REQUIRED WORK. Copy each line in the data that includes the word "niepokojącego".

RECORDS FOR THIS TASK.
•••

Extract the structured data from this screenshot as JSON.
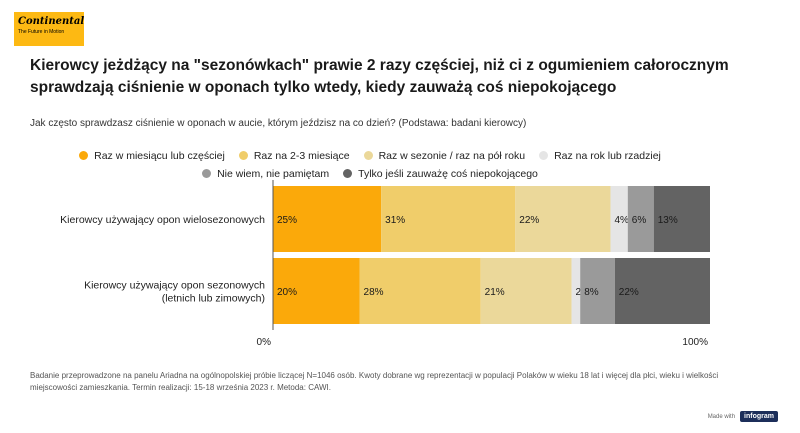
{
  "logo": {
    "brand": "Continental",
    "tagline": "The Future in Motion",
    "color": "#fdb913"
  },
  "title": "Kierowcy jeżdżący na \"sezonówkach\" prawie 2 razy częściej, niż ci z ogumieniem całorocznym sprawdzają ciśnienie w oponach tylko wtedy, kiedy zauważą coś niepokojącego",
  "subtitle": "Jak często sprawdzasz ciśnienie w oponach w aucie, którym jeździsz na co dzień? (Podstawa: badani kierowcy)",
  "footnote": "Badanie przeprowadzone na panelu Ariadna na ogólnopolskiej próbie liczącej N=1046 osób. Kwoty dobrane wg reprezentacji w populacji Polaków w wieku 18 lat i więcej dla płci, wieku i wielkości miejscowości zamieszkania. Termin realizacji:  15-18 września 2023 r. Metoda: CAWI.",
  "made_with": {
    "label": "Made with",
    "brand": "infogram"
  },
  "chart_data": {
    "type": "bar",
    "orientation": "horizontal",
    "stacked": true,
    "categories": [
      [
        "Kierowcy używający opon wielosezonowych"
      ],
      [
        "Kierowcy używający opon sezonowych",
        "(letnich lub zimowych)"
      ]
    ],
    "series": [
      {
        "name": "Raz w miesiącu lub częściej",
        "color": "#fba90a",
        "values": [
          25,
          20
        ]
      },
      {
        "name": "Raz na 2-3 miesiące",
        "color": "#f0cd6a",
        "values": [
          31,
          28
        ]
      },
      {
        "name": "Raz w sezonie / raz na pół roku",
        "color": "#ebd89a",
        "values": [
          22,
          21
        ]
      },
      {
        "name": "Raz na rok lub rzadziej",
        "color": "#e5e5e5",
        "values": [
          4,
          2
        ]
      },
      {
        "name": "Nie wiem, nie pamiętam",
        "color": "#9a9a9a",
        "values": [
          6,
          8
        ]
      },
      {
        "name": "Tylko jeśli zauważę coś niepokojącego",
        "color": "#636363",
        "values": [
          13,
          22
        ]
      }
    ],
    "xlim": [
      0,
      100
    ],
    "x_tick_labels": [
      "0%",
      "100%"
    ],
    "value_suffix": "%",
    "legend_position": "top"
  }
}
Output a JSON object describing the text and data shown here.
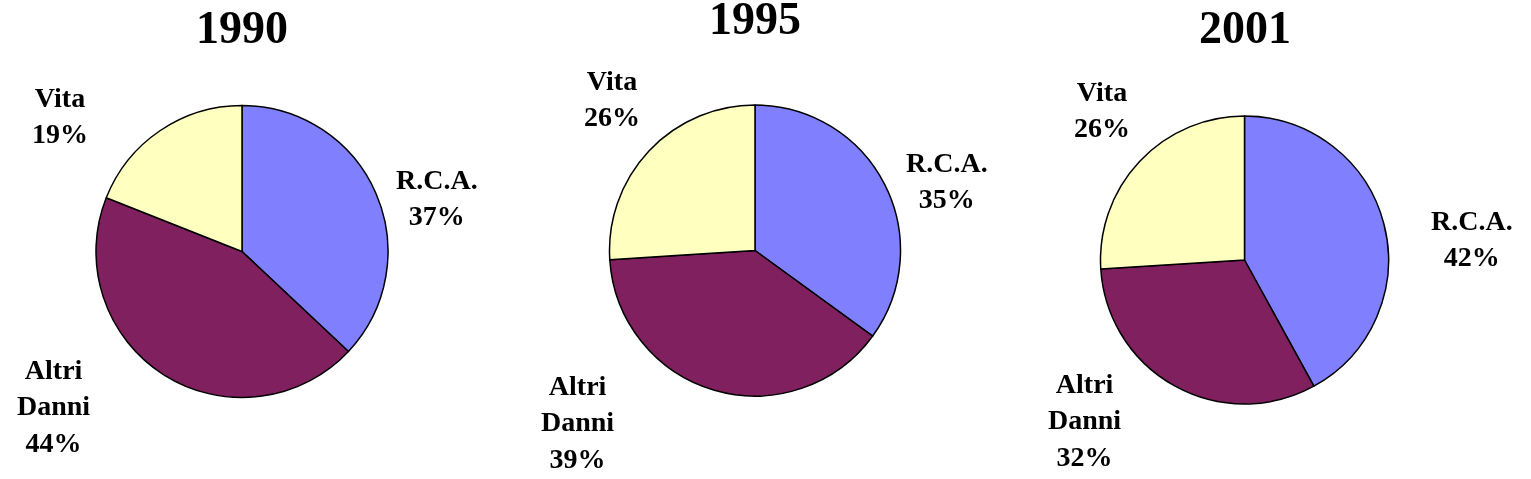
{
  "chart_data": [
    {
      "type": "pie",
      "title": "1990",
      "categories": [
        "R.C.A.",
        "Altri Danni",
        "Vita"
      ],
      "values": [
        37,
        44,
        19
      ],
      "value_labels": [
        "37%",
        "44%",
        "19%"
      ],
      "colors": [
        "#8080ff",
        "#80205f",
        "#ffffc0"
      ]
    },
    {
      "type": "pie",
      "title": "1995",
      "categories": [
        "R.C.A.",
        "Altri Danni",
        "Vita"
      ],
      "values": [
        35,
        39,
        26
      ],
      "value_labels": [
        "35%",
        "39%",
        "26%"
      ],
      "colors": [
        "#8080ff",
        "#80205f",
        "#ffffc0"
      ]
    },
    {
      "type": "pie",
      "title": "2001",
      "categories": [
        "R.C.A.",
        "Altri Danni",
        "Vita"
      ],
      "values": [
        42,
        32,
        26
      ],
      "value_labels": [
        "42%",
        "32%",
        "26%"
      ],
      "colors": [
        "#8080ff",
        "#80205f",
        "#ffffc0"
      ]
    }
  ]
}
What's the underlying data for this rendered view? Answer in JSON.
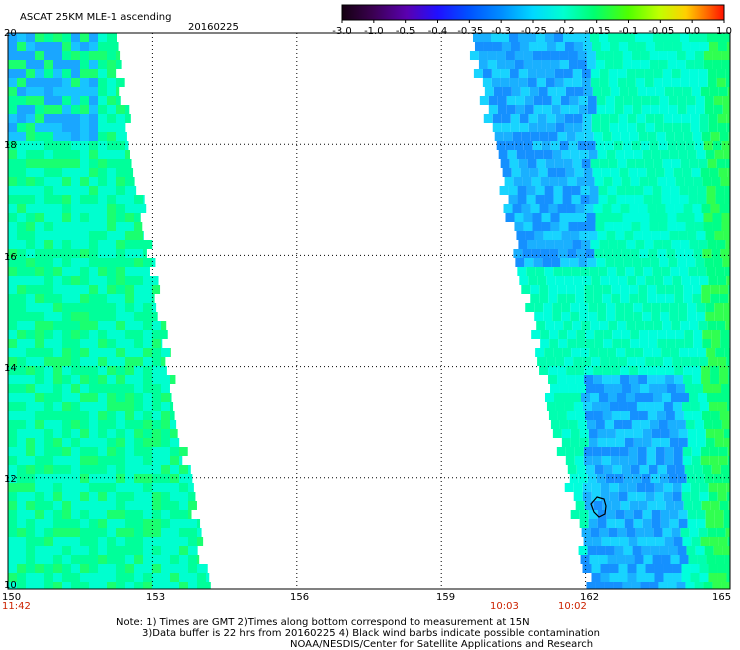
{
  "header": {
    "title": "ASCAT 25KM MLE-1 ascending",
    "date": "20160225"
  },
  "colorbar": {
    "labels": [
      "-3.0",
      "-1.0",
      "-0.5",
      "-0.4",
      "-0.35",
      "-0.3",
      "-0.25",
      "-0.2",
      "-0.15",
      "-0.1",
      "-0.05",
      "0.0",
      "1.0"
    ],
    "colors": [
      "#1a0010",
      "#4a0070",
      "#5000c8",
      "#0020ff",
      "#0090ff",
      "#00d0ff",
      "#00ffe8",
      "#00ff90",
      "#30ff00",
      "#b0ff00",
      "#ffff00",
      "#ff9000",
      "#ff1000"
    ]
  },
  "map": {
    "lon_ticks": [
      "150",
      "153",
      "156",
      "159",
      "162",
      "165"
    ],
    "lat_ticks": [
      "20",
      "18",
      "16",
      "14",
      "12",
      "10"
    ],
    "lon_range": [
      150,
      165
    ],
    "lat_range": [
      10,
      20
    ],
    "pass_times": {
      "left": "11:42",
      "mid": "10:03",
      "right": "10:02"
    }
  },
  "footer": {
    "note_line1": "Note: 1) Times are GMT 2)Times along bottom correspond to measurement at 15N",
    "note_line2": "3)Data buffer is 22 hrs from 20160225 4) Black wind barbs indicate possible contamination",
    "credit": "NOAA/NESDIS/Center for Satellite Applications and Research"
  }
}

•••

IN RESPONSE.
  "title": "Kierowcy jeżdżący na \"sezonówkach\" prawie 2 razy częściej, niż ci z ogumieniem całorocznym sprawdzają ciśnienie w oponach tylko wtedy, kiedy zauważą coś niepokojącego",
        "name": "Tylko jeśli zauważę coś niepokojącego",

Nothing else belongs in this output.